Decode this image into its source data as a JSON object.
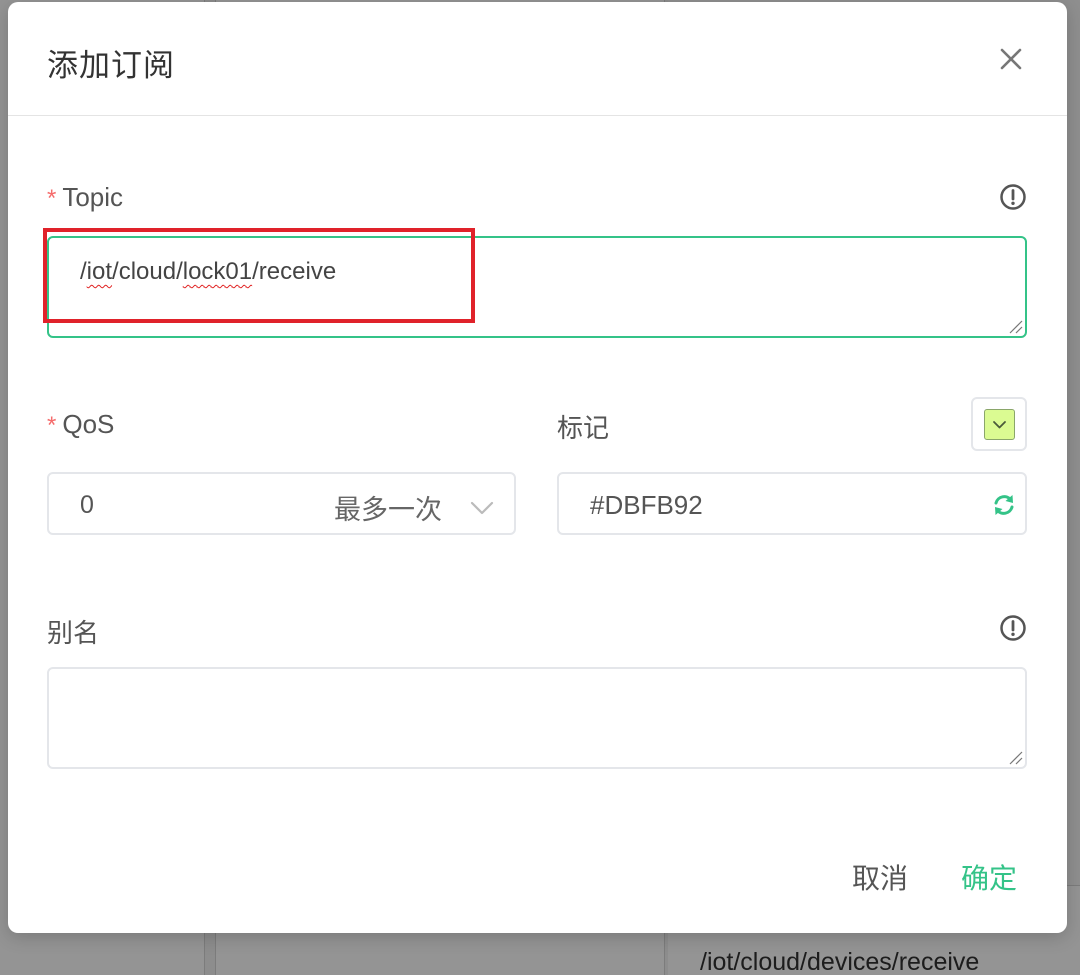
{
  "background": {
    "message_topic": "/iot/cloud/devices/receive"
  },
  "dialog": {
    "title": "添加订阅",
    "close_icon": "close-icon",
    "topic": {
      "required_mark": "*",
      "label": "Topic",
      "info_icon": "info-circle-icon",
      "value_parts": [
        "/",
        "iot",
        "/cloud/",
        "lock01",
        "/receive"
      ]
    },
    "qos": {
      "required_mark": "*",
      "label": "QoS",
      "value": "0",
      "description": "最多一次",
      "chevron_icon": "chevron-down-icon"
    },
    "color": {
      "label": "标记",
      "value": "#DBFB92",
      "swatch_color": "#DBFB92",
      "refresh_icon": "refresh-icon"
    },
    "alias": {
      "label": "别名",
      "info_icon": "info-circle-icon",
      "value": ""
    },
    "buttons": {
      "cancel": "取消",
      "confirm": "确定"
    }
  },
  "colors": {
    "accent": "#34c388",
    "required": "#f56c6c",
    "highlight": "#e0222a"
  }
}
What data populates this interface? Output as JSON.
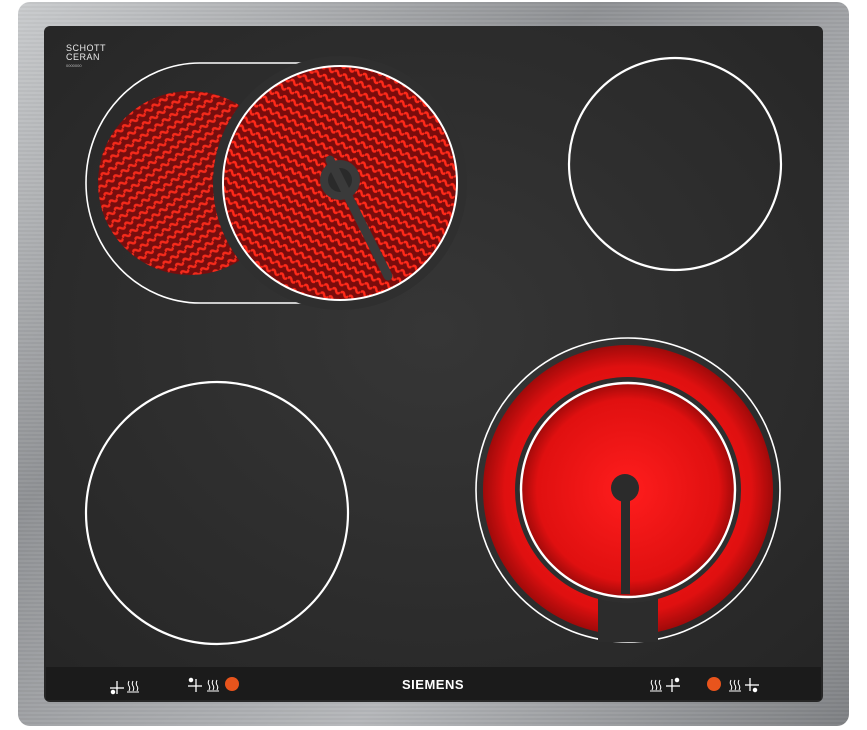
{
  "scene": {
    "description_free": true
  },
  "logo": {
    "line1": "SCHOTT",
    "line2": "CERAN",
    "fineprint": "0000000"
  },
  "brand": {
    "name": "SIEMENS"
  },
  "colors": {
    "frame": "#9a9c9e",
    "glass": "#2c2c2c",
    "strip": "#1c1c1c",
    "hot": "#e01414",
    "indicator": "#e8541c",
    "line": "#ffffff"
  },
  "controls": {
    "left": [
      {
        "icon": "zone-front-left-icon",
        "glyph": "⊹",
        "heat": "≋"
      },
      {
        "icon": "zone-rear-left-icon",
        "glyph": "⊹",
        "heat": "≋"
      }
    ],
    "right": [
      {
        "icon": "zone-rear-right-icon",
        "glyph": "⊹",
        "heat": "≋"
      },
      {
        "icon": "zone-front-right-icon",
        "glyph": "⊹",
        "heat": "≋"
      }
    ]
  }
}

####################

From the records above, pull out each line that has "icon".

    "close_icon": "close-icon",
      "info_icon": "info-circle-icon",
      "chevron_icon": "chevron-down-icon"
      "refresh_icon": "refresh-icon"
      "info_icon": "info-circle-icon",
        "icon": "zone-front-left-icon",
        "icon": "zone-rear-left-icon",
        "icon": "zone-rear-right-icon",
        "icon": "zone-front-right-icon",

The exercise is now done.